• [Text segment]:
= Beginning of Section =

Surgical robot developed at Nebraska launches into space
A surgeon's hands could stretch 250 miles above Earth, should an upcoming test of a miniaturized surgical robot aboard the International Space Station prove successful.
Invented by University of Nebraska-Lincoln's Shane Farritor and others, the robot blasted off Jan. 30 from Florida's Cape Canaveral Space Force Station aboard a Northrup Grumman Cygnus spacecraft bound for the orbital laboratory. The Cygnus was carried by a SpaceX Falcon 9 rocket.
It will be the first surgical robot on the space station and one of the first times remote surgery tasks have been tested in space.
The mission will help identify the next steps for creating surgical technologies suitable for long-distance space travel, but it also has implications for health care here on Earth.
"While space travel is exciting to think about, there is also an immediate need on Earth to help patients get the care they need," said Farritor, Lederer Professor of Engineering at the University of Nebraska-Lincoln and chief technology officer for Virtual Incision, a startup company he co-founded to bring the miniature robot to the commercial market.
According to a 2018 report published by the American College of Surgeons, about one-third of U.S. counties lack a surgeon, despite half of those counties being home to a hospital. Research from the University of Washington showed that availability of surgeons in rural areas declined by more than 29% between 2001 and 2019.
"Remote surgery has the potential to address these issues so patients can get the health care they need," Farritor said.
Farritor and his team have been preparing a space-worthy version of their robot, named MIRA, for Miniaturized In vivo Robotic Assistant, for about two years.
The vision for MIRA is to perform surgery in remote areas, whether space, military battlefields or rural areas where no doctor is at hand.
In an experiment to take place in coming weeks, a Lincoln surgeon who has assisted with previous tests of the device will guide spaceMIRA as it uses both "hands" to perform a surgical simulation. The tasks mimic surgical tissue with tension that allows a dissection to be performed. Riding inside an experiment locker the size of a microwave oven, spaceMIRA will use its left arm to grasp, and its right arm to cut, much like a human surgeon in a hospital operating room.
"The two-handed approach is critical in surgical procedures because local tension is key to determining the ideal locations to resect and to cut in the desired way," Farritor explained.

= End of Section =

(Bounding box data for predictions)
= Beginning of Section =

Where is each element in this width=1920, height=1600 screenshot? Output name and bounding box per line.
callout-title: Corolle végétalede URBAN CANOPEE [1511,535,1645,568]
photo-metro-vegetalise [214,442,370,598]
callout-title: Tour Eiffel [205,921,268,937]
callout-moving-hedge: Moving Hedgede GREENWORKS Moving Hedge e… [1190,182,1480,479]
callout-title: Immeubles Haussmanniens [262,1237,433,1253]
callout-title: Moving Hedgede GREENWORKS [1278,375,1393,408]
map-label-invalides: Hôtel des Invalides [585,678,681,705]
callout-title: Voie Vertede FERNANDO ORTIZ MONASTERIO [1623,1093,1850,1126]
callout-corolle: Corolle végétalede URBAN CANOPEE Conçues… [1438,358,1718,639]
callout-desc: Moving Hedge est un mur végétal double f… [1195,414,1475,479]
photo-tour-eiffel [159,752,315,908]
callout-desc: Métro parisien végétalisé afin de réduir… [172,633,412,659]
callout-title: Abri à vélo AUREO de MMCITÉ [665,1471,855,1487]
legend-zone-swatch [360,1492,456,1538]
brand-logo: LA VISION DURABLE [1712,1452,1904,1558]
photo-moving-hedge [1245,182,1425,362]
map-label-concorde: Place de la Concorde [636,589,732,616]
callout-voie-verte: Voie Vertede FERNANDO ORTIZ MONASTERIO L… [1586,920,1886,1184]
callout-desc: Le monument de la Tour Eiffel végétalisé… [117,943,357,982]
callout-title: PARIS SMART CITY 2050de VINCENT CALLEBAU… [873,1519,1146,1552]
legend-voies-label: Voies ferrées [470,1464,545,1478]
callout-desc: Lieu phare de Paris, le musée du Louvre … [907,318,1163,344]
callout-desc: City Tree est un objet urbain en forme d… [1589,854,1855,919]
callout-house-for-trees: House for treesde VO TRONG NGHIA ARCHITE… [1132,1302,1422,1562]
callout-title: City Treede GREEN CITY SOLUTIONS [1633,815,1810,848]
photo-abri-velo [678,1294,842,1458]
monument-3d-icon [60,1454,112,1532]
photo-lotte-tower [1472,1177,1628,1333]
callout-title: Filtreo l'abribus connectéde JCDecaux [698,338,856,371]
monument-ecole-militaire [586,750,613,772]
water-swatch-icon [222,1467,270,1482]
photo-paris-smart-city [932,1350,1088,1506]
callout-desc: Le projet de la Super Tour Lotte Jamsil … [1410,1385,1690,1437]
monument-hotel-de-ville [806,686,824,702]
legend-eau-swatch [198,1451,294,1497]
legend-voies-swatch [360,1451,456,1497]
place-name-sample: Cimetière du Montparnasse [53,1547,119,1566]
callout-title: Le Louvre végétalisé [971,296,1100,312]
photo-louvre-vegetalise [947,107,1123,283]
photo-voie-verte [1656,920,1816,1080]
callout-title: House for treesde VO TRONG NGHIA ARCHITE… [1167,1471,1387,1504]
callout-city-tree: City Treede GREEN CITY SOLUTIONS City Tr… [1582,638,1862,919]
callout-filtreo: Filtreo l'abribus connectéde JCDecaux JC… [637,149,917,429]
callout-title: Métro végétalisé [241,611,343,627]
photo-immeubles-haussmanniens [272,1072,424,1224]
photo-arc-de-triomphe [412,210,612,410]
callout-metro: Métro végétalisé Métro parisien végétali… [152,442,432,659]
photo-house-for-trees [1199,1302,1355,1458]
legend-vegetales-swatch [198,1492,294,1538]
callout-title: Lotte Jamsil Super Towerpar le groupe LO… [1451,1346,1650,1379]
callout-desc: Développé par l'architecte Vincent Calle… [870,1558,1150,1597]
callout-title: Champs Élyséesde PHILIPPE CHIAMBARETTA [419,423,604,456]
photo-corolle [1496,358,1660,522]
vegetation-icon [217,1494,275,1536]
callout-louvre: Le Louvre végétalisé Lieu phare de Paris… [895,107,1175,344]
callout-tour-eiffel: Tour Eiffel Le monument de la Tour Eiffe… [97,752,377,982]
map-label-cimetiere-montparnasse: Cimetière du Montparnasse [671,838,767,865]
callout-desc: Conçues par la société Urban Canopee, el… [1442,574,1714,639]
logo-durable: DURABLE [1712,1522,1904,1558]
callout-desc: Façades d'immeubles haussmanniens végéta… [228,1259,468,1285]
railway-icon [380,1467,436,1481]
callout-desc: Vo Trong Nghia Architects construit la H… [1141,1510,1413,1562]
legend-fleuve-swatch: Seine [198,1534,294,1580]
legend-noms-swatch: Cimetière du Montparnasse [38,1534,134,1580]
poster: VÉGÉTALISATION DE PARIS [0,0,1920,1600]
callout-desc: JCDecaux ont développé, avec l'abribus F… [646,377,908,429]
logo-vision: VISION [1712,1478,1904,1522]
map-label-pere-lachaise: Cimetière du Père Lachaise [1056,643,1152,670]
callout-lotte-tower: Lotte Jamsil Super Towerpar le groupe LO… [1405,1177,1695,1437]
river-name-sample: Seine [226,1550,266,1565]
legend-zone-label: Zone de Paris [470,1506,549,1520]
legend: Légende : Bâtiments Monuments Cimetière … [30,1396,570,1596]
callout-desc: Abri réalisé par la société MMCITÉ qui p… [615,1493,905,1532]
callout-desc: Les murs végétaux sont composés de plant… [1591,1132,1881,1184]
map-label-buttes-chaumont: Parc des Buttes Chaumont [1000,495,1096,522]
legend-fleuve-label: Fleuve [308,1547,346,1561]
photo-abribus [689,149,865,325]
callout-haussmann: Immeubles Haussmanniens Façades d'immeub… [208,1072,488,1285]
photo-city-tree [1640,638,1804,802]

= End of Section =

• [What is expected]: Copy the part of the surgical robot article from "In an experiment" up to and including "hospital operating room." word for word.

• [Your response]:
In an experiment to take place in coming weeks, a Lincoln surgeon who has assisted with previous tests of the device will guide spaceMIRA as it uses both "hands" to perform a surgical simulation. The tasks mimic surgical tissue with tension that allows a dissection to be performed. Riding inside an experiment locker the size of a microwave oven, spaceMIRA will use its left arm to grasp, and its right arm to cut, much like a human surgeon in a hospital operating room.